◆ **DATA PROVIDED**:
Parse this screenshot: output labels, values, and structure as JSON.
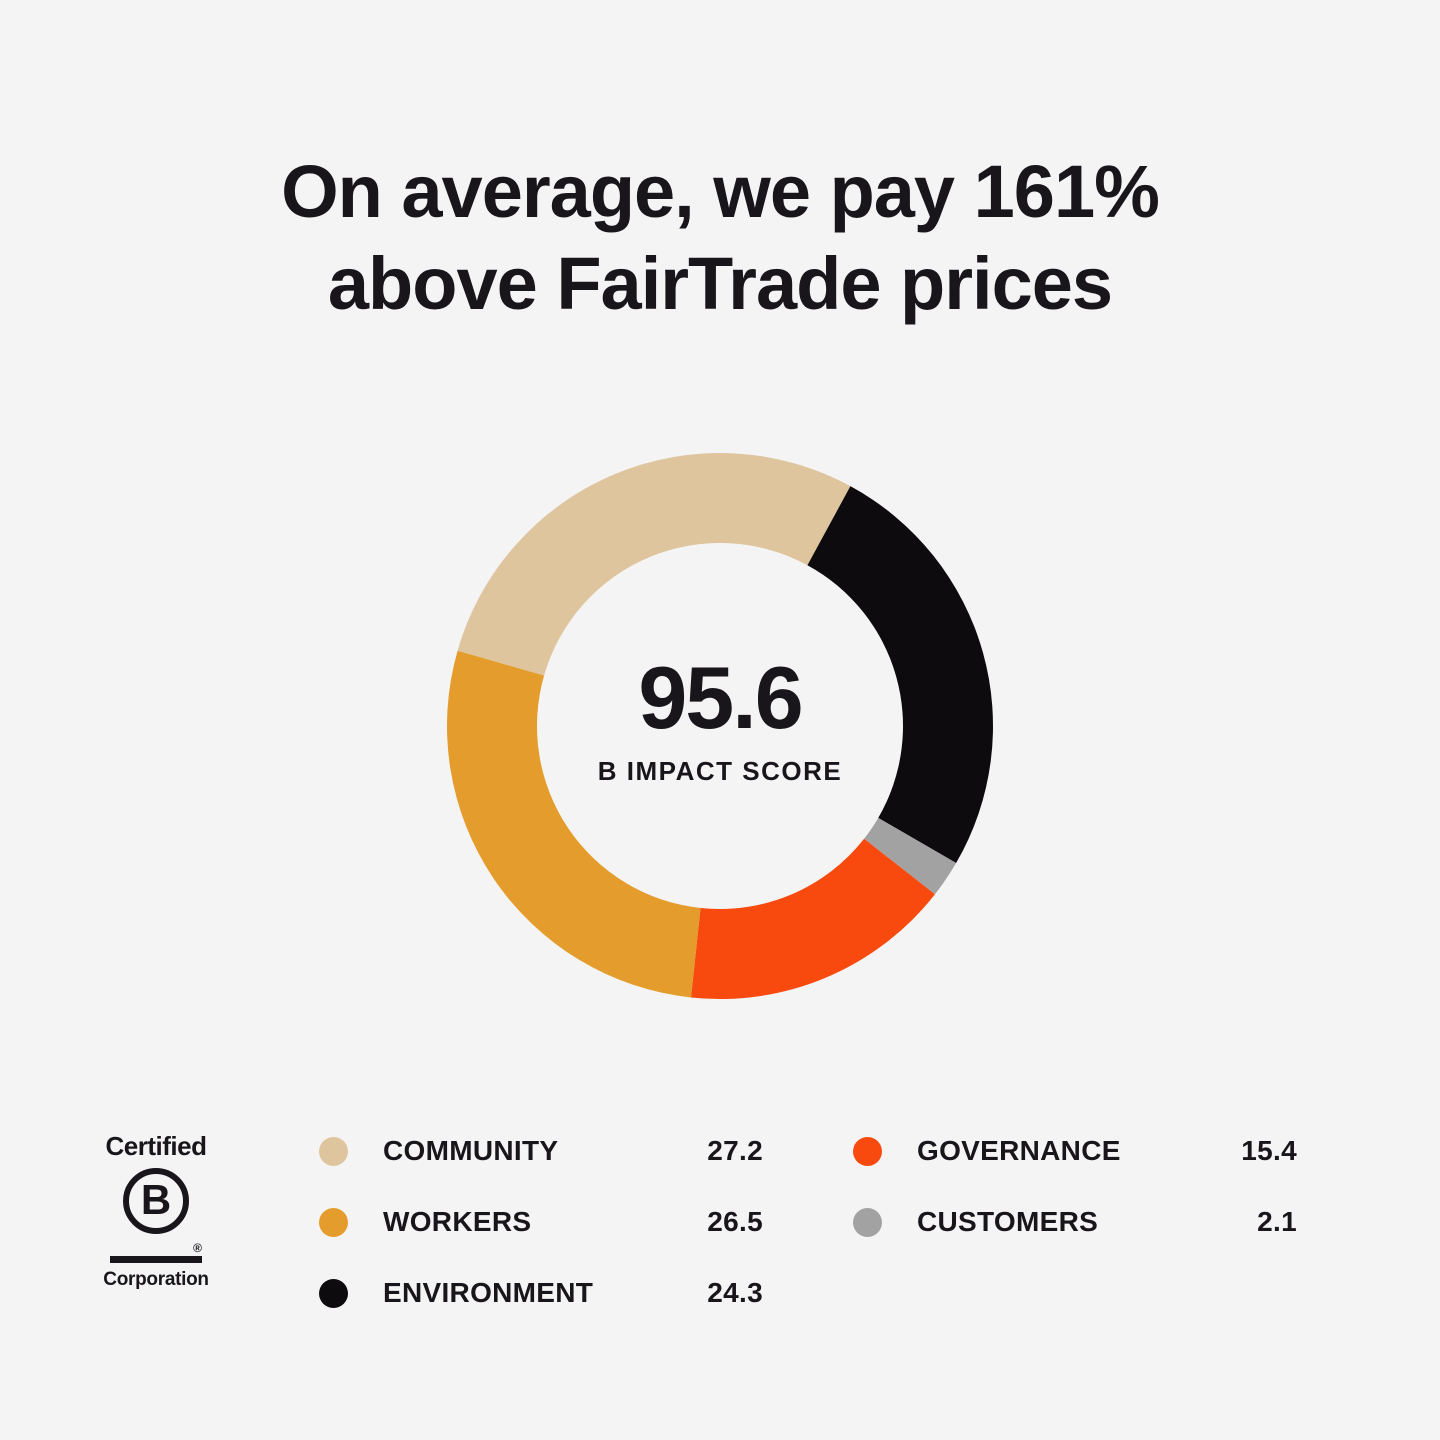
{
  "background_color": "#F5F4F5",
  "text_color": "#18161B",
  "title": {
    "line1": "On average, we pay 161%",
    "line2": "above FairTrade prices"
  },
  "chart_data": {
    "type": "pie",
    "variant": "donut",
    "center_value": "95.6",
    "center_label": "B IMPACT SCORE",
    "total": 95.5,
    "start_angle_deg": -74,
    "direction": "clockwise",
    "segment_order_clockwise": [
      "COMMUNITY",
      "ENVIRONMENT",
      "CUSTOMERS",
      "GOVERNANCE",
      "WORKERS"
    ],
    "series": [
      {
        "name": "COMMUNITY",
        "value": 27.2,
        "color": "#DEC59D"
      },
      {
        "name": "WORKERS",
        "value": 26.5,
        "color": "#E49C2C"
      },
      {
        "name": "ENVIRONMENT",
        "value": 24.3,
        "color": "#0D0B0D"
      },
      {
        "name": "GOVERNANCE",
        "value": 15.4,
        "color": "#F8490F"
      },
      {
        "name": "CUSTOMERS",
        "value": 2.1,
        "color": "#A3A2A2"
      }
    ],
    "legend_position": "bottom"
  },
  "legend": {
    "columns": [
      {
        "items": [
          {
            "label": "COMMUNITY",
            "value": "27.2",
            "color": "#DEC59D"
          },
          {
            "label": "WORKERS",
            "value": "26.5",
            "color": "#E49C2C"
          },
          {
            "label": "ENVIRONMENT",
            "value": "24.3",
            "color": "#0D0B0D"
          }
        ]
      },
      {
        "items": [
          {
            "label": "GOVERNANCE",
            "value": "15.4",
            "color": "#F8490F"
          },
          {
            "label": "CUSTOMERS",
            "value": "2.1",
            "color": "#A3A2A2"
          }
        ]
      }
    ]
  },
  "bcorp_logo": {
    "certified": "Certified",
    "letter": "B",
    "registered": "®",
    "corporation": "Corporation"
  }
}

◆ **WHAT THE TASK REQUIRES**:
Using the listing above, pick out each line that contains the word "name", then copy it.

◆ **FINAL ANSWER**:
        "name": "COMMUNITY",
        "name": "WORKERS",
        "name": "ENVIRONMENT",
        "name": "GOVERNANCE",
        "name": "CUSTOMERS",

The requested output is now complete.